RECORDS SHOWN:
=-=-=-=-=

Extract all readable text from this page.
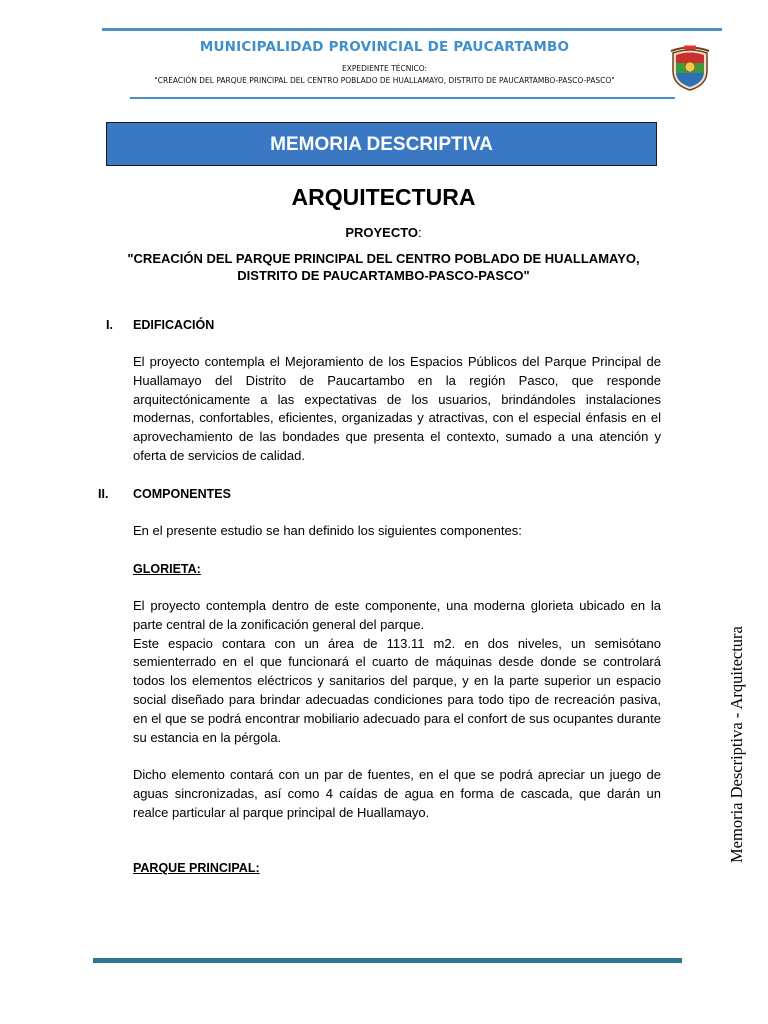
MUNICIPALIDAD PROVINCIAL DE PAUCARTAMBO
EXPEDIENTE TÉCNICO:
"CREACIÓN DEL PARQUE PRINCIPAL DEL CENTRO POBLADO DE HUALLAMAYO, DISTRITO DE PAUCARTAMBO-PASCO-PASCO"
MEMORIA DESCRIPTIVA
ARQUITECTURA
PROYECTO:
"CREACIÓN DEL PARQUE PRINCIPAL DEL CENTRO POBLADO DE HUALLAMAYO,
DISTRITO DE PAUCARTAMBO-PASCO-PASCO"
I. EDIFICACIÓN
El proyecto contempla el Mejoramiento de los Espacios Públicos del Parque Principal de Huallamayo del Distrito de Paucartambo en la región Pasco, que responde arquitectónicamente a las expectativas de los usuarios, brindándoles instalaciones modernas, confortables, eficientes, organizadas y atractivas, con el especial énfasis en el aprovechamiento de las bondades que presenta el contexto, sumado a una atención y oferta de servicios de calidad.
II. COMPONENTES
En el presente estudio se han definido los siguientes componentes:
GLORIETA:

El proyecto contempla dentro de este componente, una moderna glorieta ubicado en la parte central de la zonificación general del parque.

Este espacio contara con un área de 113.11 m2. en dos niveles, un semisótano semienterrado en el que funcionará el cuarto de máquinas desde donde se controlará todos los elementos eléctricos y sanitarios del parque, y en la parte superior un espacio social diseñado para brindar adecuadas condiciones para todo tipo de recreación pasiva, en el que se podrá encontrar mobiliario adecuado para el confort de sus ocupantes durante su estancia en la pérgola.

Dicho elemento contará con un par de fuentes, en el que se podrá apreciar un juego de aguas sincronizadas, así como 4 caídas de agua en forma de cascada, que darán un realce particular al parque principal de Huallamayo.
PARQUE PRINCIPAL:
Memoria Descriptiva - Arquitectura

=-=-=-=-=

GIVEN EXERCISE:
Restate every record exactly, please; do not copy the pictures.

OUTPUT FOR THIS EXERCISE:
Extract all readable text from this page.
MUNICIPALIDAD PROVINCIAL DE PAUCARTAMBO
EXPEDIENTE TÉCNICO:
"CREACIÓN DEL PARQUE PRINCIPAL DEL CENTRO POBLADO DE HUALLAMAYO, DISTRITO DE PAUCARTAMBO-PASCO-PASCO"
MEMORIA DESCRIPTIVA
ARQUITECTURA
PROYECTO:
"CREACIÓN DEL PARQUE PRINCIPAL DEL CENTRO POBLADO DE HUALLAMAYO,
DISTRITO DE PAUCARTAMBO-PASCO-PASCO"
I. EDIFICACIÓN
El proyecto contempla el Mejoramiento de los Espacios Públicos del Parque Principal de Huallamayo del Distrito de Paucartambo en la región Pasco, que responde arquitectónicamente a las expectativas de los usuarios, brindándoles instalaciones modernas, confortables, eficientes, organizadas y atractivas, con el especial énfasis en el aprovechamiento de las bondades que presenta el contexto, sumado a una atención y oferta de servicios de calidad.
II. COMPONENTES
En el presente estudio se han definido los siguientes componentes:
GLORIETA:

El proyecto contempla dentro de este componente, una moderna glorieta ubicado en la parte central de la zonificación general del parque.

Este espacio contara con un área de 113.11 m2. en dos niveles, un semisótano semienterrado en el que funcionará el cuarto de máquinas desde donde se controlará todos los elementos eléctricos y sanitarios del parque, y en la parte superior un espacio social diseñado para brindar adecuadas condiciones para todo tipo de recreación pasiva, en el que se podrá encontrar mobiliario adecuado para el confort de sus ocupantes durante su estancia en la pérgola.

Dicho elemento contará con un par de fuentes, en el que se podrá apreciar un juego de aguas sincronizadas, así como 4 caídas de agua en forma de cascada, que darán un realce particular al parque principal de Huallamayo.
PARQUE PRINCIPAL:
Memoria Descriptiva - Arquitectura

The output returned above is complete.